▸ Task requirements
Print the entire listing. Each line must match the original exactly.

(Stored data)
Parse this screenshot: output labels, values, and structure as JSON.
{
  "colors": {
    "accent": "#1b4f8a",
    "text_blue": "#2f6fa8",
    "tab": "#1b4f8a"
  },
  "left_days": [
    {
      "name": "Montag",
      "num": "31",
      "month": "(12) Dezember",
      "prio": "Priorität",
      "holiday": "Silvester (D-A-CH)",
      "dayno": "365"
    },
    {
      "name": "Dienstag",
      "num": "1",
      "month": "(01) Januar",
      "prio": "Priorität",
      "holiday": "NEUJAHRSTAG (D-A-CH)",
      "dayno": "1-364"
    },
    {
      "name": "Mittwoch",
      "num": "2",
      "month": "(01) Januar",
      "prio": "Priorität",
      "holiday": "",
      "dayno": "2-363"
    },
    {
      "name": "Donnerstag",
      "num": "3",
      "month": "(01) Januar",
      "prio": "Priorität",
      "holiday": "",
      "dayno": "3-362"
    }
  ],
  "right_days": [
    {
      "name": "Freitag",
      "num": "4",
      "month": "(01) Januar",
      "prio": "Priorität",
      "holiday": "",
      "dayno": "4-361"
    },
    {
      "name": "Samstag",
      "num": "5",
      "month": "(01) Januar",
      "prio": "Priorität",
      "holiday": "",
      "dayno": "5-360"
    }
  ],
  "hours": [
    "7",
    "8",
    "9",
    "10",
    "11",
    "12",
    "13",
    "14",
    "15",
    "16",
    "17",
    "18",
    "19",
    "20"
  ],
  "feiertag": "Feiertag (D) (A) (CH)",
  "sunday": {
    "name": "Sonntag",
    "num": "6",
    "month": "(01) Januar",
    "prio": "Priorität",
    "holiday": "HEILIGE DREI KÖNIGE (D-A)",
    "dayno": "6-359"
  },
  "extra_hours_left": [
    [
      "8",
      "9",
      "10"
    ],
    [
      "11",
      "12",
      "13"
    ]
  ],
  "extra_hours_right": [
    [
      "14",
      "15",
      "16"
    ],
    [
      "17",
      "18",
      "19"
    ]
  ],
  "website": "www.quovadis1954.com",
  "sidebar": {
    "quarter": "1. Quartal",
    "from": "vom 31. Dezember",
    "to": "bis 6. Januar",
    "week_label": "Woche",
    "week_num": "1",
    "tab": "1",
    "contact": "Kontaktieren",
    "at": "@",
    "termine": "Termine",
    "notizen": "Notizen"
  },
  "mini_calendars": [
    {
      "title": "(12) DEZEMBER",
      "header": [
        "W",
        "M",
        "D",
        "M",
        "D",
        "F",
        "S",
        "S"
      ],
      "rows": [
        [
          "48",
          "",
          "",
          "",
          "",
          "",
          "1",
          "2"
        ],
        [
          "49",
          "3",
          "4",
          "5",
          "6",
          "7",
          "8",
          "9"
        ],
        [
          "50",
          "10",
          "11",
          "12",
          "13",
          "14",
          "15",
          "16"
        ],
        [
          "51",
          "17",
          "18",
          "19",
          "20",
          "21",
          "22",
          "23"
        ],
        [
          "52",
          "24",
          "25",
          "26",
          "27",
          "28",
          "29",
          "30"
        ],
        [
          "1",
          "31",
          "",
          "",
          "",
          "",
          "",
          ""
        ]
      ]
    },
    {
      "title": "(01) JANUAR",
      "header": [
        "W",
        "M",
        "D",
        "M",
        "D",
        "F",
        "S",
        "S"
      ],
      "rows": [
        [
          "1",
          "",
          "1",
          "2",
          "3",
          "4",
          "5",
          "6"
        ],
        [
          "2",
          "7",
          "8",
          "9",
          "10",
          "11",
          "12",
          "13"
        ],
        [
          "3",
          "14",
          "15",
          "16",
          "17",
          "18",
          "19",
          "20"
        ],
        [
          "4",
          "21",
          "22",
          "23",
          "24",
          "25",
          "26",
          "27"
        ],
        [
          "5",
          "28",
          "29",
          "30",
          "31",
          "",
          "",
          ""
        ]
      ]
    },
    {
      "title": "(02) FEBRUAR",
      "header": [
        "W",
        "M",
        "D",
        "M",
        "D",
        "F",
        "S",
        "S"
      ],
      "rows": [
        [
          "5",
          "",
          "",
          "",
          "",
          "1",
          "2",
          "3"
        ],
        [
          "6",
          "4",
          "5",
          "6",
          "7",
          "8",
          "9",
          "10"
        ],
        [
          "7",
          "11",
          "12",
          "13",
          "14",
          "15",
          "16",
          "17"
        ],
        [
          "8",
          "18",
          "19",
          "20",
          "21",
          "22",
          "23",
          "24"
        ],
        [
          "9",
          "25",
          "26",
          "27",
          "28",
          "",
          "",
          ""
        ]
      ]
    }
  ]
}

▸ Solution below
Parse this screenshot: output labels, values, and structure as JSON.
{
  "colors": {
    "accent": "#1b4f8a",
    "text_blue": "#2f6fa8",
    "tab": "#1b4f8a"
  },
  "left_days": [
    {
      "name": "Montag",
      "num": "31",
      "month": "(12) Dezember",
      "prio": "Priorität",
      "holiday": "Silvester (D-A-CH)",
      "dayno": "365"
    },
    {
      "name": "Dienstag",
      "num": "1",
      "month": "(01) Januar",
      "prio": "Priorität",
      "holiday": "NEUJAHRSTAG (D-A-CH)",
      "dayno": "1-364"
    },
    {
      "name": "Mittwoch",
      "num": "2",
      "month": "(01) Januar",
      "prio": "Priorität",
      "holiday": "",
      "dayno": "2-363"
    },
    {
      "name": "Donnerstag",
      "num": "3",
      "month": "(01) Januar",
      "prio": "Priorität",
      "holiday": "",
      "dayno": "3-362"
    }
  ],
  "right_days": [
    {
      "name": "Freitag",
      "num": "4",
      "month": "(01) Januar",
      "prio": "Priorität",
      "holiday": "",
      "dayno": "4-361"
    },
    {
      "name": "Samstag",
      "num": "5",
      "month": "(01) Januar",
      "prio": "Priorität",
      "holiday": "",
      "dayno": "5-360"
    }
  ],
  "hours": [
    "7",
    "8",
    "9",
    "10",
    "11",
    "12",
    "13",
    "14",
    "15",
    "16",
    "17",
    "18",
    "19",
    "20"
  ],
  "feiertag": "Feiertag (D) (A) (CH)",
  "sunday": {
    "name": "Sonntag",
    "num": "6",
    "month": "(01) Januar",
    "prio": "Priorität",
    "holiday": "HEILIGE DREI KÖNIGE (D-A)",
    "dayno": "6-359"
  },
  "extra_hours_left": [
    [
      "8",
      "9",
      "10"
    ],
    [
      "11",
      "12",
      "13"
    ]
  ],
  "extra_hours_right": [
    [
      "14",
      "15",
      "16"
    ],
    [
      "17",
      "18",
      "19"
    ]
  ],
  "website": "www.quovadis1954.com",
  "sidebar": {
    "quarter": "1. Quartal",
    "from": "vom 31. Dezember",
    "to": "bis 6. Januar",
    "week_label": "Woche",
    "week_num": "1",
    "tab": "1",
    "contact": "Kontaktieren",
    "at": "@",
    "termine": "Termine",
    "notizen": "Notizen"
  },
  "mini_calendars": [
    {
      "title": "(12) DEZEMBER",
      "header": [
        "W",
        "M",
        "D",
        "M",
        "D",
        "F",
        "S",
        "S"
      ],
      "rows": [
        [
          "48",
          "",
          "",
          "",
          "",
          "",
          "1",
          "2"
        ],
        [
          "49",
          "3",
          "4",
          "5",
          "6",
          "7",
          "8",
          "9"
        ],
        [
          "50",
          "10",
          "11",
          "12",
          "13",
          "14",
          "15",
          "16"
        ],
        [
          "51",
          "17",
          "18",
          "19",
          "20",
          "21",
          "22",
          "23"
        ],
        [
          "52",
          "24",
          "25",
          "26",
          "27",
          "28",
          "29",
          "30"
        ],
        [
          "1",
          "31",
          "",
          "",
          "",
          "",
          "",
          ""
        ]
      ]
    },
    {
      "title": "(01) JANUAR",
      "header": [
        "W",
        "M",
        "D",
        "M",
        "D",
        "F",
        "S",
        "S"
      ],
      "rows": [
        [
          "1",
          "",
          "1",
          "2",
          "3",
          "4",
          "5",
          "6"
        ],
        [
          "2",
          "7",
          "8",
          "9",
          "10",
          "11",
          "12",
          "13"
        ],
        [
          "3",
          "14",
          "15",
          "16",
          "17",
          "18",
          "19",
          "20"
        ],
        [
          "4",
          "21",
          "22",
          "23",
          "24",
          "25",
          "26",
          "27"
        ],
        [
          "5",
          "28",
          "29",
          "30",
          "31",
          "",
          "",
          ""
        ]
      ]
    },
    {
      "title": "(02) FEBRUAR",
      "header": [
        "W",
        "M",
        "D",
        "M",
        "D",
        "F",
        "S",
        "S"
      ],
      "rows": [
        [
          "5",
          "",
          "",
          "",
          "",
          "1",
          "2",
          "3"
        ],
        [
          "6",
          "4",
          "5",
          "6",
          "7",
          "8",
          "9",
          "10"
        ],
        [
          "7",
          "11",
          "12",
          "13",
          "14",
          "15",
          "16",
          "17"
        ],
        [
          "8",
          "18",
          "19",
          "20",
          "21",
          "22",
          "23",
          "24"
        ],
        [
          "9",
          "25",
          "26",
          "27",
          "28",
          "",
          "",
          ""
        ]
      ]
    }
  ]
}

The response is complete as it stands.